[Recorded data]
_____

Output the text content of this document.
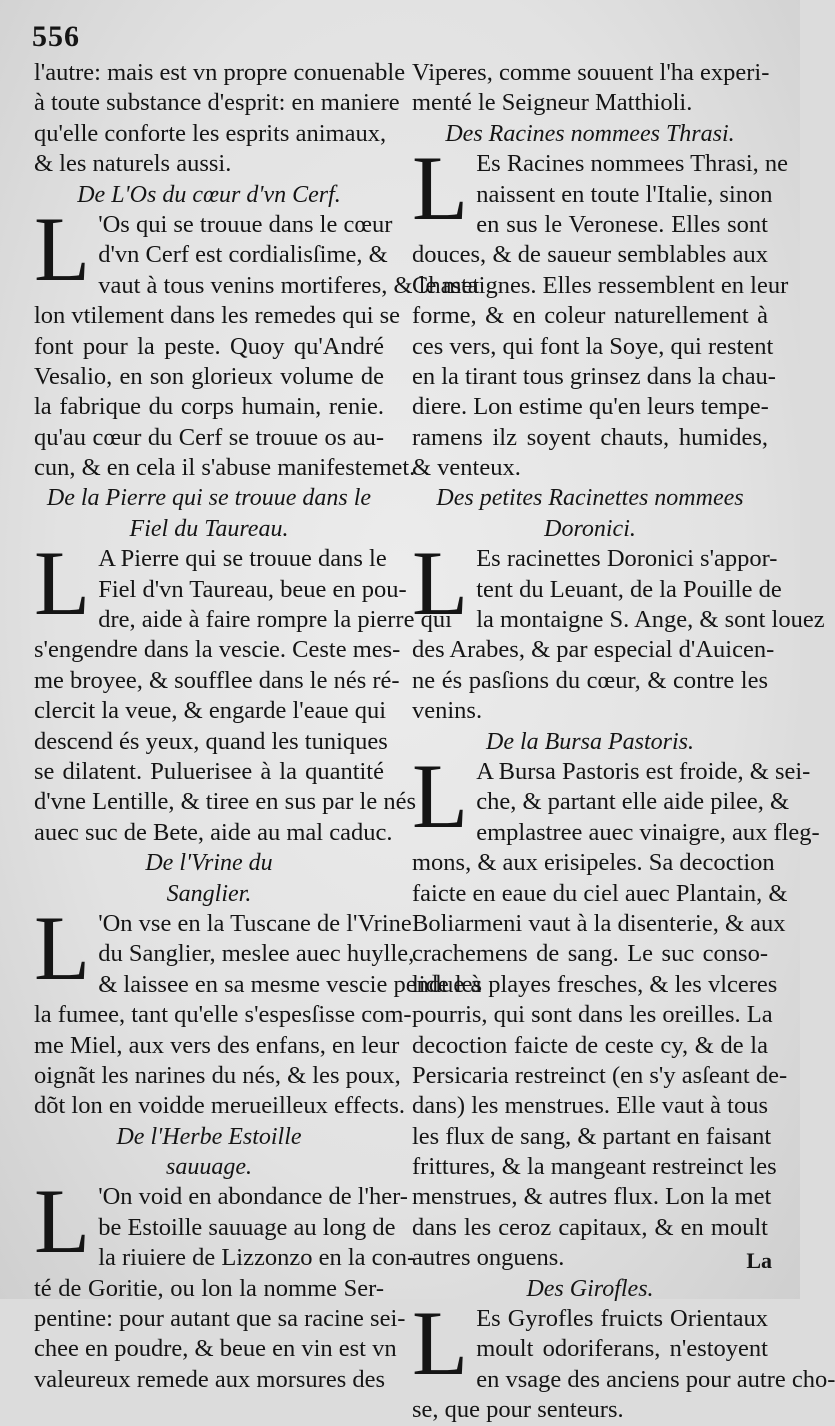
556
l'autre: mais est vn propre conuenable
à toute substance d'esprit: en maniere
qu'elle conforte les esprits animaux,
& les naturels aussi.
De L'Os du cœur d'vn Cerf.
L 'Os qui se trouue dans le cœur
d'vn Cerf est cordialisſime, &
vaut à tous venins mortiferes, & le met
lon vtilement dans les remedes qui se
font pour la peste. Quoy qu'André
Vesalio, en son glorieux volume de
la fabrique du corps humain, renie.
qu'au cœur du Cerf se trouue os au-
cun, & en cela il s'abuse manifestemet.
De la Pierre qui se trouue dans le
Fiel du Taureau.
L A Pierre qui se trouue dans le
Fiel d'vn Taureau, beue en pou-
dre, aide à faire rompre la pierre qui
s'engendre dans la vescie. Ceste mes-
me broyee, & soufflee dans le nés ré-
clercit la veue, & engarde l'eaue qui
descend és yeux, quand les tuniques
se dilatent. Puluerisee à la quantité
d'vne Lentille, & tiree en sus par le nés
auec suc de Bete, aide au mal caduc.
De l'Vrine du
Sanglier.
L 'On vse en la Tuscane de l'Vrine
du Sanglier, meslee auec huylle,
& laissee en sa mesme vescie pendue à
la fumee, tant qu'elle s'espesſisse com-
me Miel, aux vers des enfans, en leur
oignãt les narines du nés, & les poux,
dõt lon en voidde merueilleux effects.
De l'Herbe Estoille
sauuage.
L 'On void en abondance de l'her-
be Estoille sauuage au long de
la riuiere de Lizzonzo en la con-
té de Goritie, ou lon la nomme Ser-
pentine: pour autant que sa racine sei-
chee en poudre, & beue en vin est vn
valeureux remede aux morsures des
Viperes, comme souuent l'ha experi-
menté le Seigneur Matthioli.
Des Racines nommees Thrasi.
L Es Racines nommees Thrasi, ne
naissent en toute l'Italie, sinon
en sus le Veronese. Elles sont
douces, & de saueur semblables aux
Chastaignes. Elles ressemblent en leur
forme, & en coleur naturellement à
ces vers, qui font la Soye, qui restent
en la tirant tous grinsez dans la chau-
diere. Lon estime qu'en leurs tempe-
ramens ilz soyent chauts, humides,
& venteux.
Des petites Racinettes nommees
Doronici.
L Es racinettes Doronici s'appor-
tent du Leuant, de la Pouille de
la montaigne S. Ange, & sont louez
des Arabes, & par especial d'Auicen-
ne és pasſions du cœur, & contre les
venins.
De la Bursa Pastoris.
L A Bursa Pastoris est froide, & sei-
che, & partant elle aide pilee, &
emplastree auec vinaigre, aux fleg-
mons, & aux erisipeles. Sa decoction
faicte en eaue du ciel auec Plantain, &
Boliarmeni vaut à la disenterie, & aux
crachemens de sang. Le suc conso-
lide les playes fresches, & les vlceres
pourris, qui sont dans les oreilles. La
decoction faicte de ceste cy, & de la
Persicaria restreinct (en s'y asſeant de-
dans) les menstrues. Elle vaut à tous
les flux de sang, & partant en faisant
frittures, & la mangeant restreinct les
menstrues, & autres flux. Lon la met
dans les ceroz capitaux, & en moult
autres onguens.
Des Girofles.
L Es Gyrofles fruicts Orientaux
moult odoriferans, n'estoyent
en vsage des anciens pour autre cho-
se, que pour senteurs.
La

_____

▶ _Problem_
The records above must be printed exactly; the pictures stay out.

▶ _Correct result_
Output the text content of this document.
556
l'autre: mais est vn propre conuenable
à toute substance d'esprit: en maniere
qu'elle conforte les esprits animaux,
& les naturels aussi.
De L'Os du cœur d'vn Cerf.
L 'Os qui se trouue dans le cœur
d'vn Cerf est cordialisſime, &
vaut à tous venins mortiferes, & le met
lon vtilement dans les remedes qui se
font pour la peste. Quoy qu'André
Vesalio, en son glorieux volume de
la fabrique du corps humain, renie.
qu'au cœur du Cerf se trouue os au-
cun, & en cela il s'abuse manifestemet.
De la Pierre qui se trouue dans le
Fiel du Taureau.
L A Pierre qui se trouue dans le
Fiel d'vn Taureau, beue en pou-
dre, aide à faire rompre la pierre qui
s'engendre dans la vescie. Ceste mes-
me broyee, & soufflee dans le nés ré-
clercit la veue, & engarde l'eaue qui
descend és yeux, quand les tuniques
se dilatent. Puluerisee à la quantité
d'vne Lentille, & tiree en sus par le nés
auec suc de Bete, aide au mal caduc.
De l'Vrine du
Sanglier.
L 'On vse en la Tuscane de l'Vrine
du Sanglier, meslee auec huylle,
& laissee en sa mesme vescie pendue à
la fumee, tant qu'elle s'espesſisse com-
me Miel, aux vers des enfans, en leur
oignãt les narines du nés, & les poux,
dõt lon en voidde merueilleux effects.
De l'Herbe Estoille
sauuage.
L 'On void en abondance de l'her-
be Estoille sauuage au long de
la riuiere de Lizzonzo en la con-
té de Goritie, ou lon la nomme Ser-
pentine: pour autant que sa racine sei-
chee en poudre, & beue en vin est vn
valeureux remede aux morsures des
Viperes, comme souuent l'ha experi-
menté le Seigneur Matthioli.
Des Racines nommees Thrasi.
L Es Racines nommees Thrasi, ne
naissent en toute l'Italie, sinon
en sus le Veronese. Elles sont
douces, & de saueur semblables aux
Chastaignes. Elles ressemblent en leur
forme, & en coleur naturellement à
ces vers, qui font la Soye, qui restent
en la tirant tous grinsez dans la chau-
diere. Lon estime qu'en leurs tempe-
ramens ilz soyent chauts, humides,
& venteux.
Des petites Racinettes nommees
Doronici.
L Es racinettes Doronici s'appor-
tent du Leuant, de la Pouille de
la montaigne S. Ange, & sont louez
des Arabes, & par especial d'Auicen-
ne és pasſions du cœur, & contre les
venins.
De la Bursa Pastoris.
L A Bursa Pastoris est froide, & sei-
che, & partant elle aide pilee, &
emplastree auec vinaigre, aux fleg-
mons, & aux erisipeles. Sa decoction
faicte en eaue du ciel auec Plantain, &
Boliarmeni vaut à la disenterie, & aux
crachemens de sang. Le suc conso-
lide les playes fresches, & les vlceres
pourris, qui sont dans les oreilles. La
decoction faicte de ceste cy, & de la
Persicaria restreinct (en s'y asſeant de-
dans) les menstrues. Elle vaut à tous
les flux de sang, & partant en faisant
frittures, & la mangeant restreinct les
menstrues, & autres flux. Lon la met
dans les ceroz capitaux, & en moult
autres onguens.
Des Girofles.
L Es Gyrofles fruicts Orientaux
moult odoriferans, n'estoyent
en vsage des anciens pour autre cho-
se, que pour senteurs.
La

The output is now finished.